EXERCISE AIM
Copy the entries word for word, from their first line through the line that contains "In the image". Include both of those lines and nothing after them.

DATASET EXCERPTS
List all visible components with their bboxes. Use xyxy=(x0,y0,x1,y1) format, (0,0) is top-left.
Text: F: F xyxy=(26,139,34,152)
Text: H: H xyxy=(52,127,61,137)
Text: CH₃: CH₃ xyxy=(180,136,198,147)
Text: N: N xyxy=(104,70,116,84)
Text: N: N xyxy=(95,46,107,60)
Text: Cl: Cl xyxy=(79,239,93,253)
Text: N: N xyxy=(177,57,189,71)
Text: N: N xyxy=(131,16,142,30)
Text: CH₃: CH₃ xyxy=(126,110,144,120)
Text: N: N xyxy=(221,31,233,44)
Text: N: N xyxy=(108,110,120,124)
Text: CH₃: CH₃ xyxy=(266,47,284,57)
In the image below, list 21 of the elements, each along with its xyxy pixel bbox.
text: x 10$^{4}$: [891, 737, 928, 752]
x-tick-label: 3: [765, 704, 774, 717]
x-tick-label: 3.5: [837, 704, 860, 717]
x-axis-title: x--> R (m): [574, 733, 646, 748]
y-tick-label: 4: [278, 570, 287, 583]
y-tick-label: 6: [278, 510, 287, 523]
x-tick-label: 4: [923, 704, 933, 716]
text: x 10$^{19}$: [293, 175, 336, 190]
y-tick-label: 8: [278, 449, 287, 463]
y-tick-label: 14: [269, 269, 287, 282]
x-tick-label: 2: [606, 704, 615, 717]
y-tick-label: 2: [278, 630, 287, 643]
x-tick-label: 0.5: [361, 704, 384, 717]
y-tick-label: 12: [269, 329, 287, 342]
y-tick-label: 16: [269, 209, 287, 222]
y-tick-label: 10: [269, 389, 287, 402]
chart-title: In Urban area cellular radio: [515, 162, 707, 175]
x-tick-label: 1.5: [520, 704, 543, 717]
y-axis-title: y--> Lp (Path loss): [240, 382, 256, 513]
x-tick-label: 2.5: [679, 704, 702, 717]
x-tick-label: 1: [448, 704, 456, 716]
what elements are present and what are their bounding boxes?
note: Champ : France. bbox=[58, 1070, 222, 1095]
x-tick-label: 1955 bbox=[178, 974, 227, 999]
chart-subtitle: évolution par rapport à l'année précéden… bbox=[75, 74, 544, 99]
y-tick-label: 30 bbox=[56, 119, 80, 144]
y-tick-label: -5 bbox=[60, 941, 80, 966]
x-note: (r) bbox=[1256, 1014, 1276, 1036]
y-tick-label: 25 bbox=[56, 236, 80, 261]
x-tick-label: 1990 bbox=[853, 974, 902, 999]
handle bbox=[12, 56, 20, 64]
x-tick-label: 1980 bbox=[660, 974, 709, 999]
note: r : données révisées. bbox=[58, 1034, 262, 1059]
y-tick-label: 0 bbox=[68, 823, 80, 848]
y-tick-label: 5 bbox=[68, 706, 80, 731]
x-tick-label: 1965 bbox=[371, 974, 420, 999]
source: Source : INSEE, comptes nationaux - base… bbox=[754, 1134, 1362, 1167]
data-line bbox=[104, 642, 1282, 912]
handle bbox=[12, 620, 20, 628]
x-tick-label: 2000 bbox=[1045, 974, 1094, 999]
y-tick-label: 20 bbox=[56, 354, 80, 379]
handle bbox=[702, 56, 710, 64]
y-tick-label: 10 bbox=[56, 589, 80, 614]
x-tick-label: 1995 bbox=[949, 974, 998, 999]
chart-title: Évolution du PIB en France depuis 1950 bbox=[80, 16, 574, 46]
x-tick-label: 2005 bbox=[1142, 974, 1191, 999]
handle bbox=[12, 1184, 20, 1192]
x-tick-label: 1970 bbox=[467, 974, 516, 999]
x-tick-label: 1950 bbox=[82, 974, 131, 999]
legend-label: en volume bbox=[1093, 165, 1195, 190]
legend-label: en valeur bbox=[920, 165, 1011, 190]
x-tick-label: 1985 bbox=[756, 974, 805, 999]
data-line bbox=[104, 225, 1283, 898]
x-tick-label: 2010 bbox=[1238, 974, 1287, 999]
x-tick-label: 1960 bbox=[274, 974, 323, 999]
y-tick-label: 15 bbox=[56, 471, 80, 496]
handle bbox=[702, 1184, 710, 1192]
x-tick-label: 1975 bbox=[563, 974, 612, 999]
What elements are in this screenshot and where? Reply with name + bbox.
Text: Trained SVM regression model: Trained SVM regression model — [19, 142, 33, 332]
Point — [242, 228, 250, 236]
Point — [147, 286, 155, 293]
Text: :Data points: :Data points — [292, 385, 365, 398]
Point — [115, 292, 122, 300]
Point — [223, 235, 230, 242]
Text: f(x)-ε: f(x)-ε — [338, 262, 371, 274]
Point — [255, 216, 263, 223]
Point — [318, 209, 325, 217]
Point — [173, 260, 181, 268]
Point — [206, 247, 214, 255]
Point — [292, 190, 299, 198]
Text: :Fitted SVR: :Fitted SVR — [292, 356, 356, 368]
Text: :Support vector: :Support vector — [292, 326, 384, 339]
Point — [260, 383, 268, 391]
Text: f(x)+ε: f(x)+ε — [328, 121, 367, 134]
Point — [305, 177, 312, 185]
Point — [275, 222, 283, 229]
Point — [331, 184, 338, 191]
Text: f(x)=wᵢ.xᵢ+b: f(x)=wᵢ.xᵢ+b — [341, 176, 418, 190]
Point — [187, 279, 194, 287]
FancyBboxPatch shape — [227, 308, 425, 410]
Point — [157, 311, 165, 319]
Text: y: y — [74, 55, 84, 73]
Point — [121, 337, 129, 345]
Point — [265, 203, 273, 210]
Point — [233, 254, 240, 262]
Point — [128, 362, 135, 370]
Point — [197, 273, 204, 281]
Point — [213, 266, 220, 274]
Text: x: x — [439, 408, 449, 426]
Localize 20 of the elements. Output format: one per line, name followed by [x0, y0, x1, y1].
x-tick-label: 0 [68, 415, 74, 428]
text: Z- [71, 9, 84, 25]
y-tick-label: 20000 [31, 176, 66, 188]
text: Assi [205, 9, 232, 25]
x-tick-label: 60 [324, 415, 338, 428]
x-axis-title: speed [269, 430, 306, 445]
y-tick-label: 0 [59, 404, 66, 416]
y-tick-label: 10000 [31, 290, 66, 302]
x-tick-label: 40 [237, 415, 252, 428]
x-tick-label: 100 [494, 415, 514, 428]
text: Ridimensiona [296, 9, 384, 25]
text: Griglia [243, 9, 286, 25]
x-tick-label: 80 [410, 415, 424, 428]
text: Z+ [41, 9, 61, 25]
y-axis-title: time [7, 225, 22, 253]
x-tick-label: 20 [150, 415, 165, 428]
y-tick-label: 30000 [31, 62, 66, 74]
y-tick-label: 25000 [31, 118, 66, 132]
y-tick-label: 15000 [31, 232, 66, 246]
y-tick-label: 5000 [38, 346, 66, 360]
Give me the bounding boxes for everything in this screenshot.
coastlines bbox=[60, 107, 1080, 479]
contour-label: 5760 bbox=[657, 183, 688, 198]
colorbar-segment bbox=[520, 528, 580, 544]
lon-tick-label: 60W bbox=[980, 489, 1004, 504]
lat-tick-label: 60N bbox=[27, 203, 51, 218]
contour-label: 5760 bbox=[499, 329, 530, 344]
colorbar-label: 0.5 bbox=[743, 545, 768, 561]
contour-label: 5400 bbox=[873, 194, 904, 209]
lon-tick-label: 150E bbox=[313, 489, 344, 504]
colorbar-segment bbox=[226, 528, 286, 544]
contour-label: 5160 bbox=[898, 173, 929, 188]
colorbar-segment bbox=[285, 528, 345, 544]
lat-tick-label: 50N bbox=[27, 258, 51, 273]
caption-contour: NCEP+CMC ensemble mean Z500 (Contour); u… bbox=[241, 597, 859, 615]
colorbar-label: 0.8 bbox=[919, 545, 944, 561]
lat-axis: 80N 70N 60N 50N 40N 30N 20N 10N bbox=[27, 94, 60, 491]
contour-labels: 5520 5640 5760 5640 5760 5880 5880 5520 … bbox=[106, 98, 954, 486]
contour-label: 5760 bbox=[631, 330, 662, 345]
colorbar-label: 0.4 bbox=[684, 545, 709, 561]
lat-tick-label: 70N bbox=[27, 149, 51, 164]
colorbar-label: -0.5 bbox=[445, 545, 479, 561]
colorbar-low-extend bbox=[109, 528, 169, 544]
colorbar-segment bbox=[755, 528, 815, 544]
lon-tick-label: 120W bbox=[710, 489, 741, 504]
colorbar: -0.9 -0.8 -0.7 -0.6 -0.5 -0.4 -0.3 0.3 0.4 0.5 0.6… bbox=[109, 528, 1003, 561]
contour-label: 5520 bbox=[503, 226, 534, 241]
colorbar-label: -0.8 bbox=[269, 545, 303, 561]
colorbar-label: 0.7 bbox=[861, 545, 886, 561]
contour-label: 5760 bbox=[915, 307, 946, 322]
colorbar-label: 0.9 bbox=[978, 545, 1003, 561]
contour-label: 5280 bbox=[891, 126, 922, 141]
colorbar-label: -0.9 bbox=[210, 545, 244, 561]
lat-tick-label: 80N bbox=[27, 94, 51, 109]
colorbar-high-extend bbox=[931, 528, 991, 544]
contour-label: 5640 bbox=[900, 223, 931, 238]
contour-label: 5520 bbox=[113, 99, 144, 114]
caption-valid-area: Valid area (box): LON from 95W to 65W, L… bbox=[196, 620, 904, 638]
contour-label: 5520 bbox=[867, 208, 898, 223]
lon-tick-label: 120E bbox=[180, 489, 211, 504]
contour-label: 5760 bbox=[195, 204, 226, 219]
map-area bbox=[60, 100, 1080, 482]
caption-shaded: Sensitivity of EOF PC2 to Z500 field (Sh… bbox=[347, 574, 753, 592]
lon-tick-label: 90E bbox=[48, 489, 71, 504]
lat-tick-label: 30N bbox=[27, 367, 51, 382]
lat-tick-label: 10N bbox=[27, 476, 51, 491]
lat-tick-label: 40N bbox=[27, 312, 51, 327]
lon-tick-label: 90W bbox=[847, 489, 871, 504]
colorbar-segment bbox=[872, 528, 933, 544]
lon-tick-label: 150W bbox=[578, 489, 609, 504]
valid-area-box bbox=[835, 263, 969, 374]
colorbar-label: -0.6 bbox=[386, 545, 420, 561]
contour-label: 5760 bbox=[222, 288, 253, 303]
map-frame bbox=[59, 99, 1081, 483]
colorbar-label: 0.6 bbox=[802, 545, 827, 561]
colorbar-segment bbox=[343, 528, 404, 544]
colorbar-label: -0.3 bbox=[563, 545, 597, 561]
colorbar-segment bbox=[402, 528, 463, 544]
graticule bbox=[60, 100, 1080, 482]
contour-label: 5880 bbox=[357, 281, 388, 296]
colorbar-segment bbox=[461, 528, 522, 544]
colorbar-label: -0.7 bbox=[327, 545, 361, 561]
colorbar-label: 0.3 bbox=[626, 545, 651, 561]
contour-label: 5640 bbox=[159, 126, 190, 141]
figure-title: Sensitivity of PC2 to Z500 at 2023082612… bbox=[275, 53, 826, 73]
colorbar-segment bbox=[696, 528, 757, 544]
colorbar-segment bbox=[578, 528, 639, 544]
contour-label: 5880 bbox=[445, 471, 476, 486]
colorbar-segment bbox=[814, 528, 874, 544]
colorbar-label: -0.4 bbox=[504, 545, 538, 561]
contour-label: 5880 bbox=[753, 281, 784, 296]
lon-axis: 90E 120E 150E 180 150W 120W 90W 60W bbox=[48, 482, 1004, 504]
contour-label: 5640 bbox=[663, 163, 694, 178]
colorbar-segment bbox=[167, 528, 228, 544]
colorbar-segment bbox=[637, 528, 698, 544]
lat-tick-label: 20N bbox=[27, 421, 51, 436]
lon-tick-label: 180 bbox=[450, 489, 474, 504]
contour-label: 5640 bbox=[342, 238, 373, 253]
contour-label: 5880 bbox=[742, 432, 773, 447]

WRITTEN SOLUTION
List all visible components with their bboxes. Use xyxy=(x0,y0,x1,y1) format, (0,0) is top-left.
Text: F: F xyxy=(26,139,34,152)
Text: H: H xyxy=(52,127,61,137)
Text: CH₃: CH₃ xyxy=(180,136,198,147)
Text: N: N xyxy=(104,70,116,84)
Text: N: N xyxy=(95,46,107,60)
Text: Cl: Cl xyxy=(79,239,93,253)
Text: N: N xyxy=(177,57,189,71)
Text: N: N xyxy=(131,16,142,30)
Text: CH₃: CH₃ xyxy=(126,110,144,120)
Text: N: N xyxy=(221,31,233,44)
Text: N: N xyxy=(108,110,120,124)
Text: CH₃: CH₃ xyxy=(266,47,284,57)
In the image below, list 21 of the elements, each along with its xyxy pixel bbox.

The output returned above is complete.